» **PARTS OF THE EXERCISE**
1. Rewrite the passage of the essay on the police newsletter starting with "It was day 24" and going on through "the newsletter pleads.", substituting "bulletin" for "newsletter" wherever it occurs.
2. Name every person the essay on the police newsletter identifies by full name.
3. Write the next few sentences of the essay on the police newsletter, picking up after its final sentence.

» **TEXT BLOCK**
Last week, a newsletter from the Pittsburgh Police Department entitled “STOP the Violence” hit my inbox.
It was day 24 of the trial of Derek Chauvin, the police officer who, as the whole world saw, kneeled on George Floyd’s neck for nearly nine minutes and killed him. It was two days after police officer Kim Potter in Minneapolis shot and killed Daunte Wright, an unarmed young black man, at a traffic stop.
I opened the newsletter right away, wanting to learn the thoughts of our police on how to stop violence. I am a person in favor of stopping violence. I don’t know anyone who isn’t.
I was especially interested to see how the police define “the Violence,” as they phrase it.
“STOP the Violence,” the newsletter pleads.
Not a violence. Not certain kinds of violence. But the violence: the definitive violence, the one and only, the original and persistent violence that bubbles up like a hidden spring and is drowning us. Or at least I feel like I am drowning in it every day reading the headlines.
In this frame of mind, I opened the newsletter.
There was no mention of police brutality. It’s as if the newsletter came from an alternative universe, where the killing of unarmed Black people by police, including Pittsburgh police, does not exist.

» **RAW RECORDS**

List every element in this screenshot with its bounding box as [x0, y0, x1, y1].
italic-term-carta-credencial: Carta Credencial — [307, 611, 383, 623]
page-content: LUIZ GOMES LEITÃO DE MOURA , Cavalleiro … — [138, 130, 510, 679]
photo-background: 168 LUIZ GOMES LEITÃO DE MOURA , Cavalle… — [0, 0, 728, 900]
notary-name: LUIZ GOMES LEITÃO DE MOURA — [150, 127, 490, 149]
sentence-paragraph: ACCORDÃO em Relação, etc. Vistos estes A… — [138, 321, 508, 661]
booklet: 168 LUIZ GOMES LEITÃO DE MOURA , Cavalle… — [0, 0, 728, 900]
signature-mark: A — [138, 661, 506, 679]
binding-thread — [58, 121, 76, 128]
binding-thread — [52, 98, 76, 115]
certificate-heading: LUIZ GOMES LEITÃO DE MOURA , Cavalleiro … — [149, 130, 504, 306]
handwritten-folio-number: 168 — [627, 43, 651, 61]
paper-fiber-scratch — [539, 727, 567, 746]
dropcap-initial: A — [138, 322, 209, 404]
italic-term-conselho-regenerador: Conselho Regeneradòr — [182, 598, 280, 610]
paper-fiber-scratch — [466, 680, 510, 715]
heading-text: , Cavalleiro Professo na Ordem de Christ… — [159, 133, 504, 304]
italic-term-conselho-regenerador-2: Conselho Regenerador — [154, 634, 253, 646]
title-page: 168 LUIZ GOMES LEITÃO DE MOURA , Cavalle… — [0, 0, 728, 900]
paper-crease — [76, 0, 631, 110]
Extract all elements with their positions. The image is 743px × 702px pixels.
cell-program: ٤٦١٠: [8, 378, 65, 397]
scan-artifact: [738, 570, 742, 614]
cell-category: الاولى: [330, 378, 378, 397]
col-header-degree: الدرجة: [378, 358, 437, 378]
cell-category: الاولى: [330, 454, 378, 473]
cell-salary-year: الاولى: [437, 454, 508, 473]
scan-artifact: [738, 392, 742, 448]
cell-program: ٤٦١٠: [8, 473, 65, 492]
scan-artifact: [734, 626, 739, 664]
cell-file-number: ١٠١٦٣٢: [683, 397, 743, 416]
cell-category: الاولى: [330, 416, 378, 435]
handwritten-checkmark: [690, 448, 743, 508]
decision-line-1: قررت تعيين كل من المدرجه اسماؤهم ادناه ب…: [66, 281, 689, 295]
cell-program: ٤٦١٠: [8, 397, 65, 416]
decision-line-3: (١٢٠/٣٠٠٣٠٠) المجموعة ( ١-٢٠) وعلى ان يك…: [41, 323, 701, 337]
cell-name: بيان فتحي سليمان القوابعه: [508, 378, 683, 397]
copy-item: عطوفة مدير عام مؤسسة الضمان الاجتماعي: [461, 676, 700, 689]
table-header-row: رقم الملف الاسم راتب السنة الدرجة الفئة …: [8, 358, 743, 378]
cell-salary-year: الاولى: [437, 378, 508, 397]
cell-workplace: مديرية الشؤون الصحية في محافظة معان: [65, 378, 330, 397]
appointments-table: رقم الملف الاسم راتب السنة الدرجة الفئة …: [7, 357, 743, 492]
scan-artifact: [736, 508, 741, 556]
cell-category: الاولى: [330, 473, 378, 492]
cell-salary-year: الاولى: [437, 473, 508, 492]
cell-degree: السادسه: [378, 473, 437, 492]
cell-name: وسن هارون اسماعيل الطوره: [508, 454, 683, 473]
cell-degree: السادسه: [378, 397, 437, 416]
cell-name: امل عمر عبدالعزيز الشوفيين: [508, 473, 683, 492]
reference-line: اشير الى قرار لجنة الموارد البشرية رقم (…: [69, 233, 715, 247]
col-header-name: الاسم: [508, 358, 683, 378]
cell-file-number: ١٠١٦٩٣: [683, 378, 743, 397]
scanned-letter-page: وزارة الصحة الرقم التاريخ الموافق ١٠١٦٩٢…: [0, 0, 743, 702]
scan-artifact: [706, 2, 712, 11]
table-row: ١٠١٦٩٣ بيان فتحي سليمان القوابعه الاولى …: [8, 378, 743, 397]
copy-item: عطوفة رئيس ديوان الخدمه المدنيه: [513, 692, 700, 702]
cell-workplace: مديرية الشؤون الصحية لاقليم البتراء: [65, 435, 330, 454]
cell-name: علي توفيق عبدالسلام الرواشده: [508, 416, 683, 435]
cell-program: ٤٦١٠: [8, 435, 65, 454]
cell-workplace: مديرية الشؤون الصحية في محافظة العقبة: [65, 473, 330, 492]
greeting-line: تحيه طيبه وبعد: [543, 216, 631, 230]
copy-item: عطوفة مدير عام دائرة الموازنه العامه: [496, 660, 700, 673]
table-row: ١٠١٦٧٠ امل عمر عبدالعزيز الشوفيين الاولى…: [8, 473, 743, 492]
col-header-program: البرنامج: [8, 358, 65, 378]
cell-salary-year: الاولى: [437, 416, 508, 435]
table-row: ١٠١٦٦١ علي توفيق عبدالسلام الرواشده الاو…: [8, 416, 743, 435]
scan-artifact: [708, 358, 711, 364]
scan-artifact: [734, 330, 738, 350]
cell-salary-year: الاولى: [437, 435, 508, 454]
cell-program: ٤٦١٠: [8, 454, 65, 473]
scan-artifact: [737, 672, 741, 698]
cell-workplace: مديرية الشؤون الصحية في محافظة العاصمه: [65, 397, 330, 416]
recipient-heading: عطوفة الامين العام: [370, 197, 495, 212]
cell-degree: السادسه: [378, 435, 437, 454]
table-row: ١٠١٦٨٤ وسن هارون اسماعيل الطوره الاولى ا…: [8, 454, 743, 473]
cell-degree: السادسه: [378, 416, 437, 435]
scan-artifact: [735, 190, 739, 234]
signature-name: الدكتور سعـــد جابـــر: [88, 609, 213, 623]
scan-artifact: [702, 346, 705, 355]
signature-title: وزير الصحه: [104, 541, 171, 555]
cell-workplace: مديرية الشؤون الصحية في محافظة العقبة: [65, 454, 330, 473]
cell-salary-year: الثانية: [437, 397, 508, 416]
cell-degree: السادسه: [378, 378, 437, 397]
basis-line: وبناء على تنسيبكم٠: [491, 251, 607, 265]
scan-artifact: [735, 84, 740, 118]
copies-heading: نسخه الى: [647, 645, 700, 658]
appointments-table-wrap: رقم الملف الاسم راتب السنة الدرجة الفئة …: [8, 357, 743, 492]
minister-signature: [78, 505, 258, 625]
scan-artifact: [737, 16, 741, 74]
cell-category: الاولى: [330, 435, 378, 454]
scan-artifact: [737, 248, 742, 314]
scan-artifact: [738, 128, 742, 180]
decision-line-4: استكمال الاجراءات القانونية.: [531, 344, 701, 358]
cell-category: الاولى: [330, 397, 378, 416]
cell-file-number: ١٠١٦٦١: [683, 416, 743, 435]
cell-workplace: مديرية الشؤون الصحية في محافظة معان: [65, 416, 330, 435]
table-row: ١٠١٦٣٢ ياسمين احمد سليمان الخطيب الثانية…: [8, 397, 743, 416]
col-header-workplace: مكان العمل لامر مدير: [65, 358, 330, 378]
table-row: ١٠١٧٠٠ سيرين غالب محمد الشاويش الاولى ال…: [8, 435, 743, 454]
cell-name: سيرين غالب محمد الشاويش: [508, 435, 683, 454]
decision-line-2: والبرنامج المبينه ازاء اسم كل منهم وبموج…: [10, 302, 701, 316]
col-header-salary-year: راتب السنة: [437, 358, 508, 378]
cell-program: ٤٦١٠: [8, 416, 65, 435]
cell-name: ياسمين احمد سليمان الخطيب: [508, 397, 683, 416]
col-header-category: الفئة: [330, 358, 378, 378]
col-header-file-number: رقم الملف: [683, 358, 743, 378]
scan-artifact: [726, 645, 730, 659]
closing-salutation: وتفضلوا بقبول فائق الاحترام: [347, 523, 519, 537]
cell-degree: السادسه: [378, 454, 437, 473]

» **EXERCISE RESULTS**
1.
It was day 24 of the trial of Derek Chauvin, the police officer who, as the whole world saw, kneeled on George Floyd’s neck for nearly nine minutes and killed him. It was two days after police officer Kim Potter in Minneapolis shot and killed Daunte Wright, an unarmed young black man, at a traffic stop.
I opened the bulletin right away, wanting to learn the thoughts of our police on how to stop violence. I am a person in favor of stopping violence. I don’t know anyone who isn’t.
I was especially interested to see how the police define “the Violence,” as they phrase it.
“STOP the Violence,” the bulletin pleads.

2. Derek Chauvin, George Floyd, Kim Potter, Daunte Wright

3.
The fact that police brutality was missing from a police newsletter is perhaps not surprising. It’s obvious that the “Stop the Violence Office” the police have created is a PR effort. But yet at the same time, the absence of any mention of police violence is shocking, given the daily news and the protests around the world against police brutality.
Instead of conceding, having an idea about, or even alluding to, police violence, the newsletter was filled with Black and brown faces—the faces of people running programs in Pittsburgh to curtail domestic abuse, protect women, heal families, conduct restorative justice, and help those recently released from prison to find homes and work.
These are vital, urgently necessary organizations. The people who found and run them are visionaries. But the troubling aspect of putting forward only this work—only Black faces and Black stories—to “STOP the Violence” is that it lets the police say, without explicitly saying, violence is Black; the violence comes from Black communities and must be stopped by Black communities.
I am just an average white mom. I am not a political activist. But even I know that’s a lie. I can see the part of the story that’s missing.
I read on to find out the role of the police, if any, in stopping “the” violence. Turns out the secret is Prayer. The faces of the only two white people in the newsletter—both men, one of them the police chief—are obscured, because they are looking down reverently in prayer.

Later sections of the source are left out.